## What the task requires
Reproduce the entries in full, with no changes.

Records from a collection of figures:
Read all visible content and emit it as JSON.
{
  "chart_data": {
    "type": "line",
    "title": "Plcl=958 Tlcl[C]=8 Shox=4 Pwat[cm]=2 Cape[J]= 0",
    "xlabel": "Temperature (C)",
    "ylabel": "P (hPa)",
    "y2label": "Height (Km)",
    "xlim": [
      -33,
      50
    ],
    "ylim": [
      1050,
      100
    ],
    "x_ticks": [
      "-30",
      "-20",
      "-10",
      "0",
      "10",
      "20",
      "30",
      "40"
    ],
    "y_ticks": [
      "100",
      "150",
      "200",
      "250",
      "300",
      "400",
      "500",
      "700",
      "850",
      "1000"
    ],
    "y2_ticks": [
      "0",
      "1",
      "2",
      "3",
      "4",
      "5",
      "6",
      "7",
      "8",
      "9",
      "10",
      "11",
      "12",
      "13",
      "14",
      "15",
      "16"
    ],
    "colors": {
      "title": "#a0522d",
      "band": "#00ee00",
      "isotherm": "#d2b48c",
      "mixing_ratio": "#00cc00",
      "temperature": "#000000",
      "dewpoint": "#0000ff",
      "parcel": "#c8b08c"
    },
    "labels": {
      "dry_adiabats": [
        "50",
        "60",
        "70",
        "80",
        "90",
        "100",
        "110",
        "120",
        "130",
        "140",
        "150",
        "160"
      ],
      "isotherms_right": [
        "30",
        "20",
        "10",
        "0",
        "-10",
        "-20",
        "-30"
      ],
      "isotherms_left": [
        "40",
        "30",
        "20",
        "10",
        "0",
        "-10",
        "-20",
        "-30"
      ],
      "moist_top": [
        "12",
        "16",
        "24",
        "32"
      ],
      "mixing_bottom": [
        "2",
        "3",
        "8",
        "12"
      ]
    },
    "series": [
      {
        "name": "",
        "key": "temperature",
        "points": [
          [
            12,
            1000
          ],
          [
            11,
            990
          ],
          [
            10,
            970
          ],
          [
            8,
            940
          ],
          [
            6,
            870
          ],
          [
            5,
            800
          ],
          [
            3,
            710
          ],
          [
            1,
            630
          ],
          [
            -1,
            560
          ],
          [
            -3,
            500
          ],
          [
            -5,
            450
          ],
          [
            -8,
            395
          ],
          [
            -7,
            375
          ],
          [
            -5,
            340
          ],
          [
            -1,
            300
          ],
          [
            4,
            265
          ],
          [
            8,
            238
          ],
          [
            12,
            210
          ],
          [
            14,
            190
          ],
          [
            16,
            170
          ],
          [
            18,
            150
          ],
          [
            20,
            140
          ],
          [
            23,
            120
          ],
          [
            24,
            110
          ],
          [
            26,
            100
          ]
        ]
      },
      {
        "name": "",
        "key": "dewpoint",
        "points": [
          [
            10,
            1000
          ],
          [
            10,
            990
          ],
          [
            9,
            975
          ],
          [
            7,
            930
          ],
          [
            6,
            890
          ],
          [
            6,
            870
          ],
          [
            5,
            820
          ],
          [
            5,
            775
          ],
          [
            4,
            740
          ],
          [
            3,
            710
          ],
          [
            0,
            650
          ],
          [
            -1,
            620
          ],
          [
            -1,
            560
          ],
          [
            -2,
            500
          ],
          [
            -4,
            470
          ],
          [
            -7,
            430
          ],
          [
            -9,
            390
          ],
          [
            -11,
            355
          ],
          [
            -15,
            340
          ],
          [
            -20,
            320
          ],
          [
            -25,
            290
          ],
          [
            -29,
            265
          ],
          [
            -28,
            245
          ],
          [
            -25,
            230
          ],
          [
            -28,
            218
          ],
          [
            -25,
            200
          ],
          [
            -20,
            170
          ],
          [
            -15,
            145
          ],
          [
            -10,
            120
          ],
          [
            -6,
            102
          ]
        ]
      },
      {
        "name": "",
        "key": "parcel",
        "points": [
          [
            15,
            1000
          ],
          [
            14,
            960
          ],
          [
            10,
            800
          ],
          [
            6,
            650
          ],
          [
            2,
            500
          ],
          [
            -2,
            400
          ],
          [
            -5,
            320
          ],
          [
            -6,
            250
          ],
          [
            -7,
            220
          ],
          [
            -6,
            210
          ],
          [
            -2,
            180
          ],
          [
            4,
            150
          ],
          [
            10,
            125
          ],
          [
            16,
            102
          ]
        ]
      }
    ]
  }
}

## Final answer
Read all visible content and emit it as JSON.
{
  "chart_data": {
    "type": "line",
    "title": "Plcl=958 Tlcl[C]=8 Shox=4 Pwat[cm]=2 Cape[J]= 0",
    "xlabel": "Temperature (C)",
    "ylabel": "P (hPa)",
    "y2label": "Height (Km)",
    "xlim": [
      -33,
      50
    ],
    "ylim": [
      1050,
      100
    ],
    "x_ticks": [
      "-30",
      "-20",
      "-10",
      "0",
      "10",
      "20",
      "30",
      "40"
    ],
    "y_ticks": [
      "100",
      "150",
      "200",
      "250",
      "300",
      "400",
      "500",
      "700",
      "850",
      "1000"
    ],
    "y2_ticks": [
      "0",
      "1",
      "2",
      "3",
      "4",
      "5",
      "6",
      "7",
      "8",
      "9",
      "10",
      "11",
      "12",
      "13",
      "14",
      "15",
      "16"
    ],
    "colors": {
      "title": "#a0522d",
      "band": "#00ee00",
      "isotherm": "#d2b48c",
      "mixing_ratio": "#00cc00",
      "temperature": "#000000",
      "dewpoint": "#0000ff",
      "parcel": "#c8b08c"
    },
    "labels": {
      "dry_adiabats": [
        "50",
        "60",
        "70",
        "80",
        "90",
        "100",
        "110",
        "120",
        "130",
        "140",
        "150",
        "160"
      ],
      "isotherms_right": [
        "30",
        "20",
        "10",
        "0",
        "-10",
        "-20",
        "-30"
      ],
      "isotherms_left": [
        "40",
        "30",
        "20",
        "10",
        "0",
        "-10",
        "-20",
        "-30"
      ],
      "moist_top": [
        "12",
        "16",
        "24",
        "32"
      ],
      "mixing_bottom": [
        "2",
        "3",
        "8",
        "12"
      ]
    },
    "series": [
      {
        "name": "",
        "key": "temperature",
        "points": [
          [
            12,
            1000
          ],
          [
            11,
            990
          ],
          [
            10,
            970
          ],
          [
            8,
            940
          ],
          [
            6,
            870
          ],
          [
            5,
            800
          ],
          [
            3,
            710
          ],
          [
            1,
            630
          ],
          [
            -1,
            560
          ],
          [
            -3,
            500
          ],
          [
            -5,
            450
          ],
          [
            -8,
            395
          ],
          [
            -7,
            375
          ],
          [
            -5,
            340
          ],
          [
            -1,
            300
          ],
          [
            4,
            265
          ],
          [
            8,
            238
          ],
          [
            12,
            210
          ],
          [
            14,
            190
          ],
          [
            16,
            170
          ],
          [
            18,
            150
          ],
          [
            20,
            140
          ],
          [
            23,
            120
          ],
          [
            24,
            110
          ],
          [
            26,
            100
          ]
        ]
      },
      {
        "name": "",
        "key": "dewpoint",
        "points": [
          [
            10,
            1000
          ],
          [
            10,
            990
          ],
          [
            9,
            975
          ],
          [
            7,
            930
          ],
          [
            6,
            890
          ],
          [
            6,
            870
          ],
          [
            5,
            820
          ],
          [
            5,
            775
          ],
          [
            4,
            740
          ],
          [
            3,
            710
          ],
          [
            0,
            650
          ],
          [
            -1,
            620
          ],
          [
            -1,
            560
          ],
          [
            -2,
            500
          ],
          [
            -4,
            470
          ],
          [
            -7,
            430
          ],
          [
            -9,
            390
          ],
          [
            -11,
            355
          ],
          [
            -15,
            340
          ],
          [
            -20,
            320
          ],
          [
            -25,
            290
          ],
          [
            -29,
            265
          ],
          [
            -28,
            245
          ],
          [
            -25,
            230
          ],
          [
            -28,
            218
          ],
          [
            -25,
            200
          ],
          [
            -20,
            170
          ],
          [
            -15,
            145
          ],
          [
            -10,
            120
          ],
          [
            -6,
            102
          ]
        ]
      },
      {
        "name": "",
        "key": "parcel",
        "points": [
          [
            15,
            1000
          ],
          [
            14,
            960
          ],
          [
            10,
            800
          ],
          [
            6,
            650
          ],
          [
            2,
            500
          ],
          [
            -2,
            400
          ],
          [
            -5,
            320
          ],
          [
            -6,
            250
          ],
          [
            -7,
            220
          ],
          [
            -6,
            210
          ],
          [
            -2,
            180
          ],
          [
            4,
            150
          ],
          [
            10,
            125
          ],
          [
            16,
            102
          ]
        ]
      }
    ]
  }
}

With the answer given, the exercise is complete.